Aim >>
Write out the full listing again, exactly as it stands.

Data shown >>
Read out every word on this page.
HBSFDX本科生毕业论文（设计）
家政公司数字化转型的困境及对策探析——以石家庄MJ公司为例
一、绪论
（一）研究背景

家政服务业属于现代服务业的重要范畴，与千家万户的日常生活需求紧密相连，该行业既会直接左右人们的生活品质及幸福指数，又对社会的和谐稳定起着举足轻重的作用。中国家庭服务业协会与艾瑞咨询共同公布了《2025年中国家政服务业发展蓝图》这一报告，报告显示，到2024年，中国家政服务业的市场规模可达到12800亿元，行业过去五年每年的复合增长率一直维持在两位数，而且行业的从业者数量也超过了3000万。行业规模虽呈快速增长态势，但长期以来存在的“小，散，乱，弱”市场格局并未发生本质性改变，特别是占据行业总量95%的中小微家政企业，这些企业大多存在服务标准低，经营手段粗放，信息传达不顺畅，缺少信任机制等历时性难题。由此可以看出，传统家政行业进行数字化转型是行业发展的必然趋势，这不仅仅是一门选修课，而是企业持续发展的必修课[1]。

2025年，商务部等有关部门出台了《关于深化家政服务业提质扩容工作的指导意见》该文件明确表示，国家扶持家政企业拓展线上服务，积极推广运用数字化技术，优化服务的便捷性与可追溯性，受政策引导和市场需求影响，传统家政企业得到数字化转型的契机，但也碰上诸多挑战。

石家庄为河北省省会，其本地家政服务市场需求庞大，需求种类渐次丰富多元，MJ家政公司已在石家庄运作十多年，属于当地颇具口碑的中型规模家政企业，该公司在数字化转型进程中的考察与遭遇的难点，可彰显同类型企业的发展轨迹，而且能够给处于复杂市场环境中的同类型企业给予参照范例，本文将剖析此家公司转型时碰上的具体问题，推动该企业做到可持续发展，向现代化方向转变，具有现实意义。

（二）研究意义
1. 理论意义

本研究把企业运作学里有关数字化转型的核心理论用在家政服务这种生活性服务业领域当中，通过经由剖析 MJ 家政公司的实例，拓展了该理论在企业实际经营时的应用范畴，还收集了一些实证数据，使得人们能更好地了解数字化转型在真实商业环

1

Solution for this task >>
Read out every word on this page.
HBSFDX本科生毕业论文（设计）
家政公司数字化转型的困境及对策探析——以石家庄MJ公司为例
一、绪论
（一）研究背景

家政服务业属于现代服务业的重要范畴，与千家万户的日常生活需求紧密相连，该行业既会直接左右人们的生活品质及幸福指数，又对社会的和谐稳定起着举足轻重的作用。中国家庭服务业协会与艾瑞咨询共同公布了《2025年中国家政服务业发展蓝图》这一报告，报告显示，到2024年，中国家政服务业的市场规模可达到12800亿元，行业过去五年每年的复合增长率一直维持在两位数，而且行业的从业者数量也超过了3000万。行业规模虽呈快速增长态势，但长期以来存在的“小，散，乱，弱”市场格局并未发生本质性改变，特别是占据行业总量95%的中小微家政企业，这些企业大多存在服务标准低，经营手段粗放，信息传达不顺畅，缺少信任机制等历时性难题。由此可以看出，传统家政行业进行数字化转型是行业发展的必然趋势，这不仅仅是一门选修课，而是企业持续发展的必修课[1]。

2025年，商务部等有关部门出台了《关于深化家政服务业提质扩容工作的指导意见》该文件明确表示，国家扶持家政企业拓展线上服务，积极推广运用数字化技术，优化服务的便捷性与可追溯性，受政策引导和市场需求影响，传统家政企业得到数字化转型的契机，但也碰上诸多挑战。

石家庄为河北省省会，其本地家政服务市场需求庞大，需求种类渐次丰富多元，MJ家政公司已在石家庄运作十多年，属于当地颇具口碑的中型规模家政企业，该公司在数字化转型进程中的考察与遭遇的难点，可彰显同类型企业的发展轨迹，而且能够给处于复杂市场环境中的同类型企业给予参照范例，本文将剖析此家公司转型时碰上的具体问题，推动该企业做到可持续发展，向现代化方向转变，具有现实意义。

（二）研究意义
1. 理论意义

本研究把企业运作学里有关数字化转型的核心理论用在家政服务这种生活性服务业领域当中，通过经由剖析 MJ 家政公司的实例，拓展了该理论在企业实际经营时的应用范畴，还收集了一些实证数据，使得人们能更好地了解数字化转型在真实商业环

1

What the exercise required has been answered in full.